### TAREFAS A CUMPRIR
a - Liste os deveres que o trecho sobre o Sisters in Islam atribui aos Estados e à Malásia.
b - Reproduza a parte do trecho sobre o Sisters in Islam que começa com as palavras que contêm "retratado no capítulo" e termina com "IN ISLAM, [20--?a]).".
c - Retome o trecho sobre o Sisters in Islam a partir do ponto em que ele para e escreva a continuação.

### TRECHO DO TEXTO

####

Subjacente a essas atividades estava a convicção de que, como um grupo

preocupado em trabalhar por uma sociedade melhor, o SIS não poderia se isolar dos

direitos humanos e movimentos democráticos maiores no país. Um movimento pela

justiça de gênero deve necessariamente fazer parte do movimento mais amplo de

direitos humanos e vice-versa. A proteção e expansão do espaço democrático que

permite a uma sociedade civil prosperar “e defender as liberdades fundamentais da

Constituição da Malásia” são responsabilidades de todos os cidadãos, conformado

retratado no capítulo 2 e 3, os Estados tem o dever de garantir que seus cidadãos

sejam livres e tratados com justiça e igualdade mediante situações adversas, a

Malásia como país signatário de tratados e convenções de defesas desses direitos

deve se responsabilizar por crimes aos direitos humanos em seu país e permitir que

cada vez mais grupos surjam para lutar em defesa desses direitos, pois são

justamente essas liberdades que permitiram a existência de grupos como o SIS

(SISTERS IN ISLAM, [20--?a]).

####

### DADOS FORNECIDOS
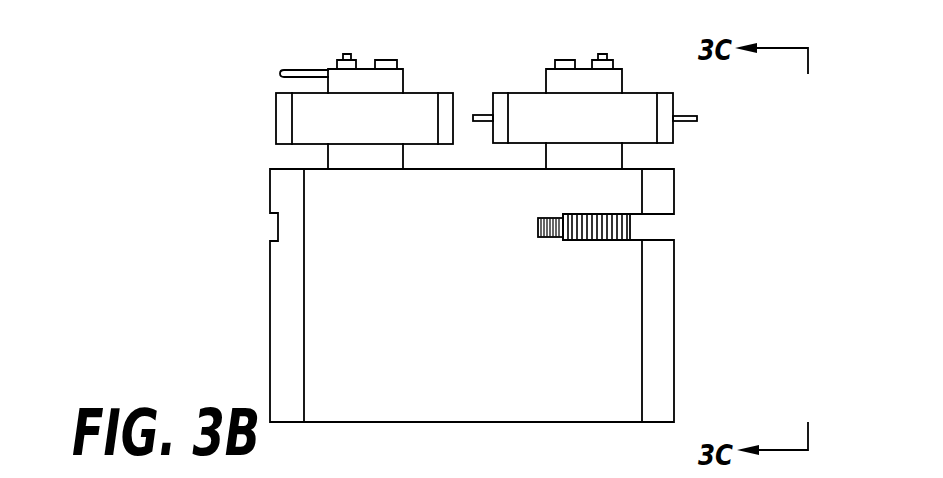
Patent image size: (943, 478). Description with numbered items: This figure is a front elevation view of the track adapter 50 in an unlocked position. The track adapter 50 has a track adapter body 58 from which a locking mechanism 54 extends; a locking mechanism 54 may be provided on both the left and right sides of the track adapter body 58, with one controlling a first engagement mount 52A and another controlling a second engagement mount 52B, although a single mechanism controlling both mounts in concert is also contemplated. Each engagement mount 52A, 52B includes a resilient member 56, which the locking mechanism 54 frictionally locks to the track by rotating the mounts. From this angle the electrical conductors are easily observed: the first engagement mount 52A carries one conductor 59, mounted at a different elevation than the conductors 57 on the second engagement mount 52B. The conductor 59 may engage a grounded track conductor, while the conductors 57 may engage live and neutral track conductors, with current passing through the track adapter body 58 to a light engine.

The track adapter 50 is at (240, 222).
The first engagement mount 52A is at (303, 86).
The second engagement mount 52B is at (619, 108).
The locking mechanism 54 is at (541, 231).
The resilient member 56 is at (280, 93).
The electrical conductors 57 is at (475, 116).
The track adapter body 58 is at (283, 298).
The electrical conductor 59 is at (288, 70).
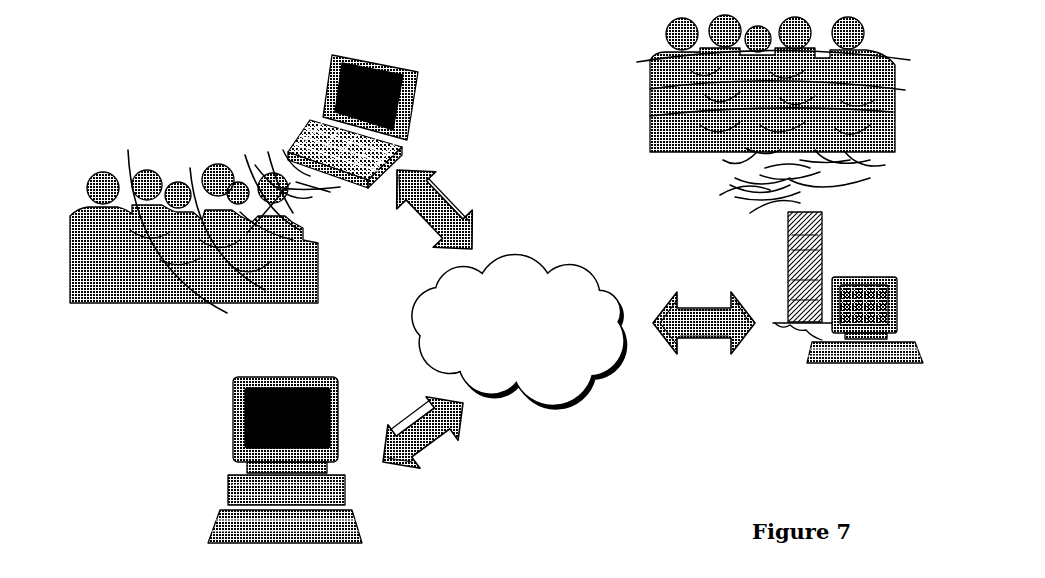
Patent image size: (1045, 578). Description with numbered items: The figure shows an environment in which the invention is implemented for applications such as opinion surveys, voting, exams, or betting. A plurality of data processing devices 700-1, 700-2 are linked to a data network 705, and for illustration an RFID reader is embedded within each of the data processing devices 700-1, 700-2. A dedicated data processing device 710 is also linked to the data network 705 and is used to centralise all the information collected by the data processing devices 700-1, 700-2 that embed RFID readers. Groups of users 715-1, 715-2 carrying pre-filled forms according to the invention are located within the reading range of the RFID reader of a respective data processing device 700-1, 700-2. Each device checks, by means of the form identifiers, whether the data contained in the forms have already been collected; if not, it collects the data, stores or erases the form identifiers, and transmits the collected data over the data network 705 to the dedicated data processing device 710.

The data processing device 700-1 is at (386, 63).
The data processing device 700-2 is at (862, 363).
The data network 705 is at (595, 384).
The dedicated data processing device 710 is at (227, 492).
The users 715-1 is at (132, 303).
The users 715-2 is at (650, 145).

####

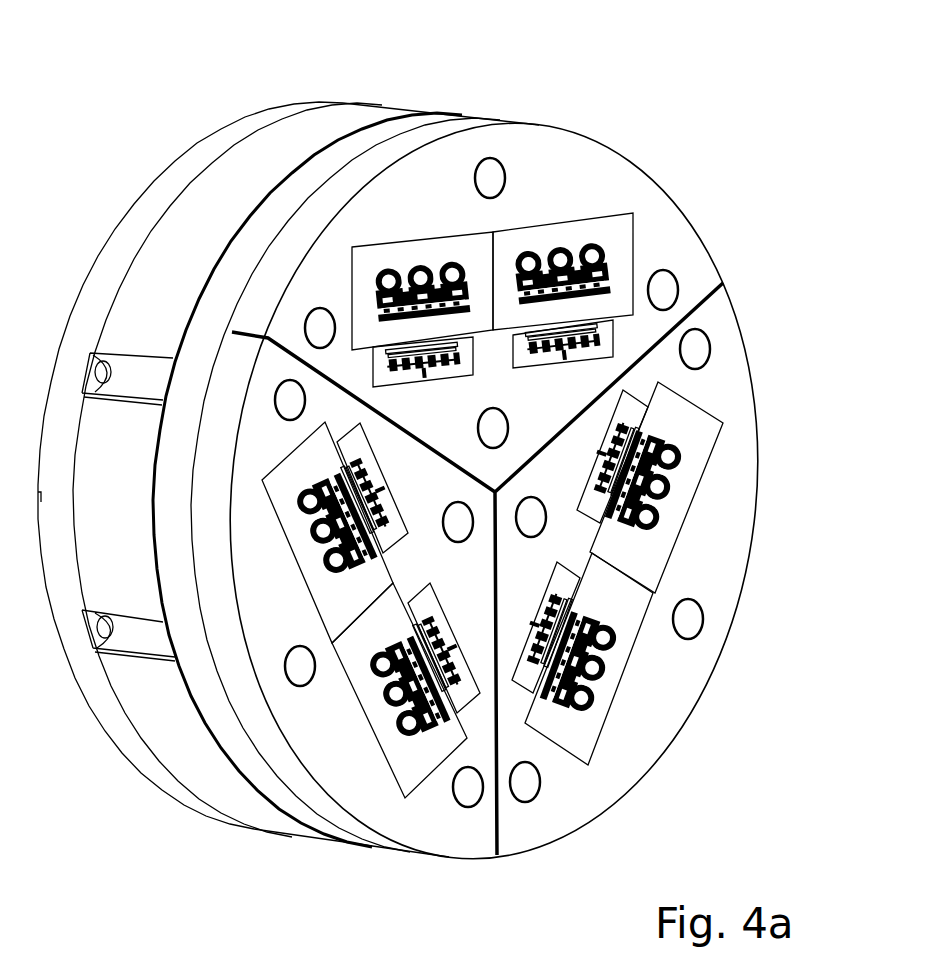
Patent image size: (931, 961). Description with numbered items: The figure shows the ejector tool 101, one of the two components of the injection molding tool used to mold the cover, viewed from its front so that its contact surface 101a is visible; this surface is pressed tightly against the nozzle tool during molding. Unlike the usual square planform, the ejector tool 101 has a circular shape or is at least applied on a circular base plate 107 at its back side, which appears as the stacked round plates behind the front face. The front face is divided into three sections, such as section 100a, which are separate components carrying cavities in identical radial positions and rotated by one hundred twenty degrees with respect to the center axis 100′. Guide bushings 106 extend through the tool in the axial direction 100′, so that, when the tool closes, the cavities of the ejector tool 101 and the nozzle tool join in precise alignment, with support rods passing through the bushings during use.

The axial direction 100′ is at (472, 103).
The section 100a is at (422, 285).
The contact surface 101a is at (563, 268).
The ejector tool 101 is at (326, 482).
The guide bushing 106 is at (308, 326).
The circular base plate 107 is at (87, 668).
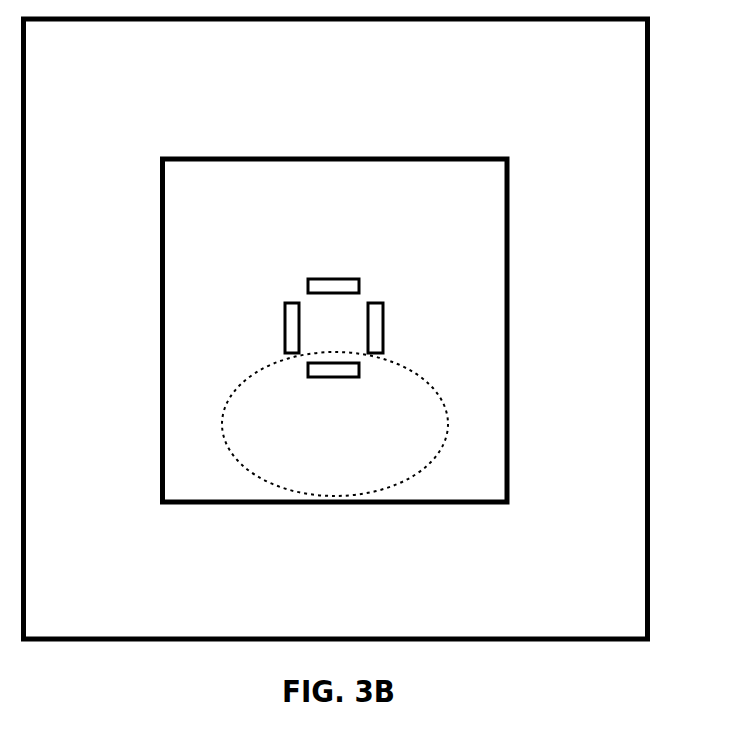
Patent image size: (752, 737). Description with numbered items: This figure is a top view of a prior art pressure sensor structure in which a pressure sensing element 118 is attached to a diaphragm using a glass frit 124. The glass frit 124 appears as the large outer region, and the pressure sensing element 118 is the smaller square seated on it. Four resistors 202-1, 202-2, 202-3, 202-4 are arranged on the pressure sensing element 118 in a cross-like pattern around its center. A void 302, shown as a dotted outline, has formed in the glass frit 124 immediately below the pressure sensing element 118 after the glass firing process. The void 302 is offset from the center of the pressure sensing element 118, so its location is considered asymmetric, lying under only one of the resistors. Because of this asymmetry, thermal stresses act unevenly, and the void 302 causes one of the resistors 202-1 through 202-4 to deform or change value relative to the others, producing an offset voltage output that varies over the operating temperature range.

####

### RESPOSTAS DO EXERCÍCIO
a -
- Garantir que seus cidadãos sejam livres e tratados com justiça e igualdade mediante situações adversas
- Responsabilizar-se por crimes aos direitos humanos em seu país
- Permitir que cada vez mais grupos surjam para lutar em defesa desses direitos

b -
retratado no capítulo 2 e 3, os Estados tem o dever de garantir que seus cidadãos

sejam livres e tratados com justiça e igualdade mediante situações adversas, a

Malásia como país signatário de tratados e convenções de defesas desses direitos

deve se responsabilizar por crimes aos direitos humanos em seu país e permitir que

cada vez mais grupos surjam para lutar em defesa desses direitos, pois são

justamente essas liberdades que permitiram a existência de grupos como o SIS

(SISTERS IN ISLAM, [20--?a]).

c -
Nos primeiros 11 anos de existência, os membros da SIS trabalharam em

todo o projeto do grupo sem remuneração, escritórios ou equipe de apoio. Amor,

paixão e apoio emocional e financeiro da família e amigos sustentaram os oito

membros através de suas atividades e publicações. Mas como o Islã e a política

continuaram a impactar as vidas de muçulmanos e pessoas de outras religiões em

todo o mundo, a demanda pelo trabalho da SIS e a voz da razão e compaixão da

SIS também aumentaram de forma constante (SISTERS IN ISLAM, [20--?a]).

4.3 Áreas de atuação e impactos

Nesta seção serão mostradas algumas das áreas de atuação e alguns dos

relatos retirados do website da Sisters In Islam sobre a importância das mudanças

que o grupo causou em várias vidas de mulheres muçulmanas, principalmente no

seu país de origem, a Malásia, e como o trabalho da SIS é importante para que as

leis injustas e abusivas sejam sempre questionadas e modificadas.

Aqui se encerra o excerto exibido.